Work to do
Pick out every line in the items below that contains the string "colorbar" and copy each one. Matching is case-sensitive.

Boxed element entries:
********
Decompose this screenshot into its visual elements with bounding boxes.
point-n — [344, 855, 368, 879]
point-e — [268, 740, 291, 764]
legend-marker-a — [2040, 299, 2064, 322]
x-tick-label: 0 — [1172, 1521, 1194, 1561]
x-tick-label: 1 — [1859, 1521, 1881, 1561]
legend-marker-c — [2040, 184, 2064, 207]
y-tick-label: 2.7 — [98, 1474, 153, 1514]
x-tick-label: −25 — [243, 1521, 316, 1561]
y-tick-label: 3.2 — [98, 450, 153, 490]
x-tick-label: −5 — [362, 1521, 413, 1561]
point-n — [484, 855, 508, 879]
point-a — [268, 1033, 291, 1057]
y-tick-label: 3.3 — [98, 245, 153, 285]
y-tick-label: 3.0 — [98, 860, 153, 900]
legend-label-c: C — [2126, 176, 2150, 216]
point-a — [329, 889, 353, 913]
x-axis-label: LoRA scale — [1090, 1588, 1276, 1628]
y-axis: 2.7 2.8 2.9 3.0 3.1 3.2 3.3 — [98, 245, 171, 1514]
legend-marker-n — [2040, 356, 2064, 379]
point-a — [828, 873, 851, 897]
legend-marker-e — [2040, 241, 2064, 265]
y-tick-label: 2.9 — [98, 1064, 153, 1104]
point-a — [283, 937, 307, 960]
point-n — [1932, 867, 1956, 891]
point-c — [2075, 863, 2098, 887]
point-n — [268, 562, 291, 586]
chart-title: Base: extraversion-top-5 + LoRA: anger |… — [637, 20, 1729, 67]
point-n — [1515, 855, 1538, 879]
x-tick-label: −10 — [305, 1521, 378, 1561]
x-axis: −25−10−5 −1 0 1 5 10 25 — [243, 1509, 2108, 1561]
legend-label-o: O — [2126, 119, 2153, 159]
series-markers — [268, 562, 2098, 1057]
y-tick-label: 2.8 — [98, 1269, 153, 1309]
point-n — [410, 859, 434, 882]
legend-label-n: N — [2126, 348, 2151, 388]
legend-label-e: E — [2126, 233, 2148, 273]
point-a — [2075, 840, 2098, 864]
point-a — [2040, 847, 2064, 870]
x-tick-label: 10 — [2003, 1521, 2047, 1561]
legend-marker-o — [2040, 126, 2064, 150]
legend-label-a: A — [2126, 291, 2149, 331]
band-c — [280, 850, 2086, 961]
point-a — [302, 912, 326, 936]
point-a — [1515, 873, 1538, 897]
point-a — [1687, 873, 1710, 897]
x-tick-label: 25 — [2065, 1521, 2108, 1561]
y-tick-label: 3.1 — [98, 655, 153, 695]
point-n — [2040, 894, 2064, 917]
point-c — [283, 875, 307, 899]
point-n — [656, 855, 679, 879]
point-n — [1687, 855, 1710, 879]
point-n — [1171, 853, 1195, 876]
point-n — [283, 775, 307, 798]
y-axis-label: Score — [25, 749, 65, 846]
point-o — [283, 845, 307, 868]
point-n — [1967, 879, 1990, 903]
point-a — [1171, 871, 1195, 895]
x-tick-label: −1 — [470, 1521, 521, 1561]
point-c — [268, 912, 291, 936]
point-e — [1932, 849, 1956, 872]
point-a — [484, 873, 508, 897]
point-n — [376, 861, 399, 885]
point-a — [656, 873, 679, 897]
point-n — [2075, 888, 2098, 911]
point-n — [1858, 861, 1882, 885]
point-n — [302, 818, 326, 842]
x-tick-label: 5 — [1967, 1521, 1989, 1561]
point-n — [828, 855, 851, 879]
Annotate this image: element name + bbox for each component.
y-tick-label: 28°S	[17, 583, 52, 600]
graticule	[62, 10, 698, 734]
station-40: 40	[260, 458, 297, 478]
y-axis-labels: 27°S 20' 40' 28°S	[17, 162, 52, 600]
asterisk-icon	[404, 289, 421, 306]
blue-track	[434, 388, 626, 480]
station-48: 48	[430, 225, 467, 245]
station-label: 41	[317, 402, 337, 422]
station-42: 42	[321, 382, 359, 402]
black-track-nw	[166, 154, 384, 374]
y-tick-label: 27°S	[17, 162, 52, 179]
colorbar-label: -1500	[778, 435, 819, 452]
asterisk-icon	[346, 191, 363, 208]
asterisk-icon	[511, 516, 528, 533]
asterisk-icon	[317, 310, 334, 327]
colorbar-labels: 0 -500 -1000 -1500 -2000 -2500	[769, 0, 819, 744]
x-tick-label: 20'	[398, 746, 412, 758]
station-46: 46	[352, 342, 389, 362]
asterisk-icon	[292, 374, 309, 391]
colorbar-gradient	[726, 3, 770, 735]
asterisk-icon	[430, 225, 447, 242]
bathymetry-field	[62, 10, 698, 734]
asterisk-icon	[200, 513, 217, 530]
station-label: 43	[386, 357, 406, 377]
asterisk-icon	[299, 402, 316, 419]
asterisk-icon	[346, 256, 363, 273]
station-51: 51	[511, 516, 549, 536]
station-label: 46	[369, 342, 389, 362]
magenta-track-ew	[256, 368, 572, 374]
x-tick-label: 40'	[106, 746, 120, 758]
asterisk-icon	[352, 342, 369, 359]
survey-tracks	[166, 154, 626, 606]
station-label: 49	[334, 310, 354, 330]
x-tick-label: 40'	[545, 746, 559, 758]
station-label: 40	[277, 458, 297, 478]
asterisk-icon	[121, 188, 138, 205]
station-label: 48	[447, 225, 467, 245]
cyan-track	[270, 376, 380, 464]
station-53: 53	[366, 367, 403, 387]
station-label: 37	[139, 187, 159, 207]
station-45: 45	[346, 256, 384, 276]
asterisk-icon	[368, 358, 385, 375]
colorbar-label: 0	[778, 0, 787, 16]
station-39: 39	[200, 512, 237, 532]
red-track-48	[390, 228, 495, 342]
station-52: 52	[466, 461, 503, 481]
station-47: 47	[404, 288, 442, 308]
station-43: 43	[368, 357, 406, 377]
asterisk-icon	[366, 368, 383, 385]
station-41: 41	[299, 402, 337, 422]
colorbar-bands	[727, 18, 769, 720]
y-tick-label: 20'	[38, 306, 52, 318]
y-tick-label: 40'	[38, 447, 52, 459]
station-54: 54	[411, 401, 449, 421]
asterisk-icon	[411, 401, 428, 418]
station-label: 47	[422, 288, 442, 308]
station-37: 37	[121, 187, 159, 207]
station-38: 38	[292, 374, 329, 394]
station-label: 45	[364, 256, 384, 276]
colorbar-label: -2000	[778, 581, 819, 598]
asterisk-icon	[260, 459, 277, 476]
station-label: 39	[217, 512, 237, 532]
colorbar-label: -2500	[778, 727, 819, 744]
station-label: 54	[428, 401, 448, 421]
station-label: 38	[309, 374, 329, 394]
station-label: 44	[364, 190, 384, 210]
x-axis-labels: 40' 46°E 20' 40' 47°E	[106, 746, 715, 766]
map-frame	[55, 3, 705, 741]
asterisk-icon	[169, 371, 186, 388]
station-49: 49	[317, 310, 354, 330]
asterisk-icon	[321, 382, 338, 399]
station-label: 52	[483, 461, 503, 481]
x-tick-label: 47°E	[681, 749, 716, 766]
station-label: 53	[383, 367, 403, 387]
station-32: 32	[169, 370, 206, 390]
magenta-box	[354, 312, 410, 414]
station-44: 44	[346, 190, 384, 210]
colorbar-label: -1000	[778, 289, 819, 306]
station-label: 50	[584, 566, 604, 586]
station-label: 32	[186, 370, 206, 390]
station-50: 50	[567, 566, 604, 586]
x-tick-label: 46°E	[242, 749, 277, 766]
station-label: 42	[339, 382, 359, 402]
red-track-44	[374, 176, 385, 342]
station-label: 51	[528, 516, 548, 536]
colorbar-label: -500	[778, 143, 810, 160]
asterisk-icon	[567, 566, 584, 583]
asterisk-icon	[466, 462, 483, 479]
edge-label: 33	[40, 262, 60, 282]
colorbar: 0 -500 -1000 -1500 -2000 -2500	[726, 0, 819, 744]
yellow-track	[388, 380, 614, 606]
********
Result of the exercise
colorbar-label: -1500	[778, 435, 819, 452]
colorbar-labels: 0 -500 -1000 -1500 -2000 -2500	[769, 0, 819, 744]
colorbar-gradient	[726, 3, 770, 735]
colorbar-label: 0	[778, 0, 787, 16]
colorbar-bands	[727, 18, 769, 720]
colorbar-label: -2000	[778, 581, 819, 598]
colorbar-label: -2500	[778, 727, 819, 744]
colorbar-label: -1000	[778, 289, 819, 306]
colorbar-label: -500	[778, 143, 810, 160]
colorbar: 0 -500 -1000 -1500 -2000 -2500	[726, 0, 819, 744]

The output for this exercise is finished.